Task to carry out = What follows is a listing; give it again exactly, in its entirety.

((

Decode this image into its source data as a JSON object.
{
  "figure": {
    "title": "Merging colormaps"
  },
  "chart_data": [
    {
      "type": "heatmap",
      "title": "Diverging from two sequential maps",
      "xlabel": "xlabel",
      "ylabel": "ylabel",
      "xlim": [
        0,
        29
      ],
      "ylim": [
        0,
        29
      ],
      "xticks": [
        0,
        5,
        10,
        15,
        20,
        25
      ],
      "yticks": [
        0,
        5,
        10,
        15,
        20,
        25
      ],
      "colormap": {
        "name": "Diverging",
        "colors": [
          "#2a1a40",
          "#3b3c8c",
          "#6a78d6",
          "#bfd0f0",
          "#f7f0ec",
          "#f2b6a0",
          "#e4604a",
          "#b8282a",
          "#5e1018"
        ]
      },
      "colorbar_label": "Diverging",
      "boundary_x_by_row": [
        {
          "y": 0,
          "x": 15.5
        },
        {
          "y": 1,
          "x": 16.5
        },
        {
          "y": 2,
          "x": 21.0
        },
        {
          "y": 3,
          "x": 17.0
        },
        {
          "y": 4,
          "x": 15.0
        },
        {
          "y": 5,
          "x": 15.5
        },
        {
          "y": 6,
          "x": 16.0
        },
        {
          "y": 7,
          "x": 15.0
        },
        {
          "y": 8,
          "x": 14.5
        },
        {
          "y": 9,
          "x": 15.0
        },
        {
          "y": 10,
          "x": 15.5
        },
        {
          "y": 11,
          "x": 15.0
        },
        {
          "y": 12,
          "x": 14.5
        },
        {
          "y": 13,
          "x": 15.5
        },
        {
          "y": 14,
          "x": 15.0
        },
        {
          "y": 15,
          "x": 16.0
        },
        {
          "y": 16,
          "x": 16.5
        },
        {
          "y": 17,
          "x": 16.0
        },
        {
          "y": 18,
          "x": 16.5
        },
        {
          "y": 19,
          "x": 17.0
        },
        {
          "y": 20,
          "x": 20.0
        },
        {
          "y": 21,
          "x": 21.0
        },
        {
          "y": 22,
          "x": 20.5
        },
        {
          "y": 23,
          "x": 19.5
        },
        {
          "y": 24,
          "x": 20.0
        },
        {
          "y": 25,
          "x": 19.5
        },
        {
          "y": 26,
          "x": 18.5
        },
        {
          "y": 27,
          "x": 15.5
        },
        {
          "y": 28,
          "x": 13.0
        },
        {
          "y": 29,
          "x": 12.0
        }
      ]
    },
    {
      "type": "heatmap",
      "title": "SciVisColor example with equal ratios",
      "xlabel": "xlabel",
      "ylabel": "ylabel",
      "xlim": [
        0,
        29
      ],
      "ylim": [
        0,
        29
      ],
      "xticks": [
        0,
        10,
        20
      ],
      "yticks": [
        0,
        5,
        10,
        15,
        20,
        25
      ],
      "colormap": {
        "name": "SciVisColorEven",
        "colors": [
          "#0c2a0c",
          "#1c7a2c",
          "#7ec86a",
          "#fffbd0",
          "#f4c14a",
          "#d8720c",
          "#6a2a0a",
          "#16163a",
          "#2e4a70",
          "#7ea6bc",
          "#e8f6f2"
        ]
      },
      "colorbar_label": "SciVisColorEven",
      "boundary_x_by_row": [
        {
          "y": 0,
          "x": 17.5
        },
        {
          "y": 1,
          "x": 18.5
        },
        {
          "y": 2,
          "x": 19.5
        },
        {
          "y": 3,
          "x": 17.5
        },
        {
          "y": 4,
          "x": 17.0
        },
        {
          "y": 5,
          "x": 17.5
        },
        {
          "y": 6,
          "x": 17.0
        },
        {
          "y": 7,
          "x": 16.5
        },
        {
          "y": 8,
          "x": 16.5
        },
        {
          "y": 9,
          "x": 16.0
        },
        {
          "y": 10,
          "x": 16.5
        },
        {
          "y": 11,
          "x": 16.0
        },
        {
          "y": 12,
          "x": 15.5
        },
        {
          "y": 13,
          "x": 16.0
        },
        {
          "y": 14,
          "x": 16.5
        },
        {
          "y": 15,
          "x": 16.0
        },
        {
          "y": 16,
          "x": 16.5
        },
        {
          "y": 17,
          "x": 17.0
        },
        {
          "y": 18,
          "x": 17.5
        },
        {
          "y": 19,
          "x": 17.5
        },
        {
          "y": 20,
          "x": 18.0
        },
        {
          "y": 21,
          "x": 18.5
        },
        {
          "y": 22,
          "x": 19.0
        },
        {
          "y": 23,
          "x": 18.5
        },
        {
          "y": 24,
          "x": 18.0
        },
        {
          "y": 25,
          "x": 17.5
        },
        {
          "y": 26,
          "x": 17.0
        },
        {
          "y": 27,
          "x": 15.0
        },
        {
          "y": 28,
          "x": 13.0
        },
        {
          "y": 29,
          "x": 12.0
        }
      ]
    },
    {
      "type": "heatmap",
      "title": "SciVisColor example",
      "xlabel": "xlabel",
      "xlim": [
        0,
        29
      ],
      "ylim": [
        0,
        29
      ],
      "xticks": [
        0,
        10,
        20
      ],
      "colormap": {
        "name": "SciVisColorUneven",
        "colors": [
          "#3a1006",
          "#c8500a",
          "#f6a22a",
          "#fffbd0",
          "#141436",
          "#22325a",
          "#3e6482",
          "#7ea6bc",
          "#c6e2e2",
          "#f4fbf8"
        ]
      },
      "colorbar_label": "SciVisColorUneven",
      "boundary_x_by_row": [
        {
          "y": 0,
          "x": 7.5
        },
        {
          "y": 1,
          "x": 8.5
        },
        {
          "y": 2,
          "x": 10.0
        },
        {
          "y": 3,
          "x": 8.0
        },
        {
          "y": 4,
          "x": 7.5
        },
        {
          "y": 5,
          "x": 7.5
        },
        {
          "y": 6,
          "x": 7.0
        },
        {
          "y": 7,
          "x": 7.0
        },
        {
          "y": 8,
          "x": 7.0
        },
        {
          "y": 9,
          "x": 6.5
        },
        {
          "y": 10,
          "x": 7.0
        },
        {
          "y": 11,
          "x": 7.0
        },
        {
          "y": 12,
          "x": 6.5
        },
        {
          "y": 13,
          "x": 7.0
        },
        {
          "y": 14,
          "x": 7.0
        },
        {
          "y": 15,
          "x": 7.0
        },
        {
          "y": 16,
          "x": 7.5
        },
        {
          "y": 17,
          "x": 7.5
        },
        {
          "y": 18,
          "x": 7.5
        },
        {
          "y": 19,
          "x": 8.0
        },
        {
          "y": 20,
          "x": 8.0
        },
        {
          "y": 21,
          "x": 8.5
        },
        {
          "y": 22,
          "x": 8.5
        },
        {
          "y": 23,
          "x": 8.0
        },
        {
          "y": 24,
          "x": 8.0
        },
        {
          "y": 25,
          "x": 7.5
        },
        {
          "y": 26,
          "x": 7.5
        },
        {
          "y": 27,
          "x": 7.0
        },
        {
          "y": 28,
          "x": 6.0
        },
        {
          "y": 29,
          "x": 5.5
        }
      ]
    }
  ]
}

))

Task solution =
Decode this image into its source data as a JSON object.
{
  "figure": {
    "title": "Merging colormaps"
  },
  "chart_data": [
    {
      "type": "heatmap",
      "title": "Diverging from two sequential maps",
      "xlabel": "xlabel",
      "ylabel": "ylabel",
      "xlim": [
        0,
        29
      ],
      "ylim": [
        0,
        29
      ],
      "xticks": [
        0,
        5,
        10,
        15,
        20,
        25
      ],
      "yticks": [
        0,
        5,
        10,
        15,
        20,
        25
      ],
      "colormap": {
        "name": "Diverging",
        "colors": [
          "#2a1a40",
          "#3b3c8c",
          "#6a78d6",
          "#bfd0f0",
          "#f7f0ec",
          "#f2b6a0",
          "#e4604a",
          "#b8282a",
          "#5e1018"
        ]
      },
      "colorbar_label": "Diverging",
      "boundary_x_by_row": [
        {
          "y": 0,
          "x": 15.5
        },
        {
          "y": 1,
          "x": 16.5
        },
        {
          "y": 2,
          "x": 21.0
        },
        {
          "y": 3,
          "x": 17.0
        },
        {
          "y": 4,
          "x": 15.0
        },
        {
          "y": 5,
          "x": 15.5
        },
        {
          "y": 6,
          "x": 16.0
        },
        {
          "y": 7,
          "x": 15.0
        },
        {
          "y": 8,
          "x": 14.5
        },
        {
          "y": 9,
          "x": 15.0
        },
        {
          "y": 10,
          "x": 15.5
        },
        {
          "y": 11,
          "x": 15.0
        },
        {
          "y": 12,
          "x": 14.5
        },
        {
          "y": 13,
          "x": 15.5
        },
        {
          "y": 14,
          "x": 15.0
        },
        {
          "y": 15,
          "x": 16.0
        },
        {
          "y": 16,
          "x": 16.5
        },
        {
          "y": 17,
          "x": 16.0
        },
        {
          "y": 18,
          "x": 16.5
        },
        {
          "y": 19,
          "x": 17.0
        },
        {
          "y": 20,
          "x": 20.0
        },
        {
          "y": 21,
          "x": 21.0
        },
        {
          "y": 22,
          "x": 20.5
        },
        {
          "y": 23,
          "x": 19.5
        },
        {
          "y": 24,
          "x": 20.0
        },
        {
          "y": 25,
          "x": 19.5
        },
        {
          "y": 26,
          "x": 18.5
        },
        {
          "y": 27,
          "x": 15.5
        },
        {
          "y": 28,
          "x": 13.0
        },
        {
          "y": 29,
          "x": 12.0
        }
      ]
    },
    {
      "type": "heatmap",
      "title": "SciVisColor example with equal ratios",
      "xlabel": "xlabel",
      "ylabel": "ylabel",
      "xlim": [
        0,
        29
      ],
      "ylim": [
        0,
        29
      ],
      "xticks": [
        0,
        10,
        20
      ],
      "yticks": [
        0,
        5,
        10,
        15,
        20,
        25
      ],
      "colormap": {
        "name": "SciVisColorEven",
        "colors": [
          "#0c2a0c",
          "#1c7a2c",
          "#7ec86a",
          "#fffbd0",
          "#f4c14a",
          "#d8720c",
          "#6a2a0a",
          "#16163a",
          "#2e4a70",
          "#7ea6bc",
          "#e8f6f2"
        ]
      },
      "colorbar_label": "SciVisColorEven",
      "boundary_x_by_row": [
        {
          "y": 0,
          "x": 17.5
        },
        {
          "y": 1,
          "x": 18.5
        },
        {
          "y": 2,
          "x": 19.5
        },
        {
          "y": 3,
          "x": 17.5
        },
        {
          "y": 4,
          "x": 17.0
        },
        {
          "y": 5,
          "x": 17.5
        },
        {
          "y": 6,
          "x": 17.0
        },
        {
          "y": 7,
          "x": 16.5
        },
        {
          "y": 8,
          "x": 16.5
        },
        {
          "y": 9,
          "x": 16.0
        },
        {
          "y": 10,
          "x": 16.5
        },
        {
          "y": 11,
          "x": 16.0
        },
        {
          "y": 12,
          "x": 15.5
        },
        {
          "y": 13,
          "x": 16.0
        },
        {
          "y": 14,
          "x": 16.5
        },
        {
          "y": 15,
          "x": 16.0
        },
        {
          "y": 16,
          "x": 16.5
        },
        {
          "y": 17,
          "x": 17.0
        },
        {
          "y": 18,
          "x": 17.5
        },
        {
          "y": 19,
          "x": 17.5
        },
        {
          "y": 20,
          "x": 18.0
        },
        {
          "y": 21,
          "x": 18.5
        },
        {
          "y": 22,
          "x": 19.0
        },
        {
          "y": 23,
          "x": 18.5
        },
        {
          "y": 24,
          "x": 18.0
        },
        {
          "y": 25,
          "x": 17.5
        },
        {
          "y": 26,
          "x": 17.0
        },
        {
          "y": 27,
          "x": 15.0
        },
        {
          "y": 28,
          "x": 13.0
        },
        {
          "y": 29,
          "x": 12.0
        }
      ]
    },
    {
      "type": "heatmap",
      "title": "SciVisColor example",
      "xlabel": "xlabel",
      "xlim": [
        0,
        29
      ],
      "ylim": [
        0,
        29
      ],
      "xticks": [
        0,
        10,
        20
      ],
      "colormap": {
        "name": "SciVisColorUneven",
        "colors": [
          "#3a1006",
          "#c8500a",
          "#f6a22a",
          "#fffbd0",
          "#141436",
          "#22325a",
          "#3e6482",
          "#7ea6bc",
          "#c6e2e2",
          "#f4fbf8"
        ]
      },
      "colorbar_label": "SciVisColorUneven",
      "boundary_x_by_row": [
        {
          "y": 0,
          "x": 7.5
        },
        {
          "y": 1,
          "x": 8.5
        },
        {
          "y": 2,
          "x": 10.0
        },
        {
          "y": 3,
          "x": 8.0
        },
        {
          "y": 4,
          "x": 7.5
        },
        {
          "y": 5,
          "x": 7.5
        },
        {
          "y": 6,
          "x": 7.0
        },
        {
          "y": 7,
          "x": 7.0
        },
        {
          "y": 8,
          "x": 7.0
        },
        {
          "y": 9,
          "x": 6.5
        },
        {
          "y": 10,
          "x": 7.0
        },
        {
          "y": 11,
          "x": 7.0
        },
        {
          "y": 12,
          "x": 6.5
        },
        {
          "y": 13,
          "x": 7.0
        },
        {
          "y": 14,
          "x": 7.0
        },
        {
          "y": 15,
          "x": 7.0
        },
        {
          "y": 16,
          "x": 7.5
        },
        {
          "y": 17,
          "x": 7.5
        },
        {
          "y": 18,
          "x": 7.5
        },
        {
          "y": 19,
          "x": 8.0
        },
        {
          "y": 20,
          "x": 8.0
        },
        {
          "y": 21,
          "x": 8.5
        },
        {
          "y": 22,
          "x": 8.5
        },
        {
          "y": 23,
          "x": 8.0
        },
        {
          "y": 24,
          "x": 8.0
        },
        {
          "y": 25,
          "x": 7.5
        },
        {
          "y": 26,
          "x": 7.5
        },
        {
          "y": 27,
          "x": 7.0
        },
        {
          "y": 28,
          "x": 6.0
        },
        {
          "y": 29,
          "x": 5.5
        }
      ]
    }
  ]
}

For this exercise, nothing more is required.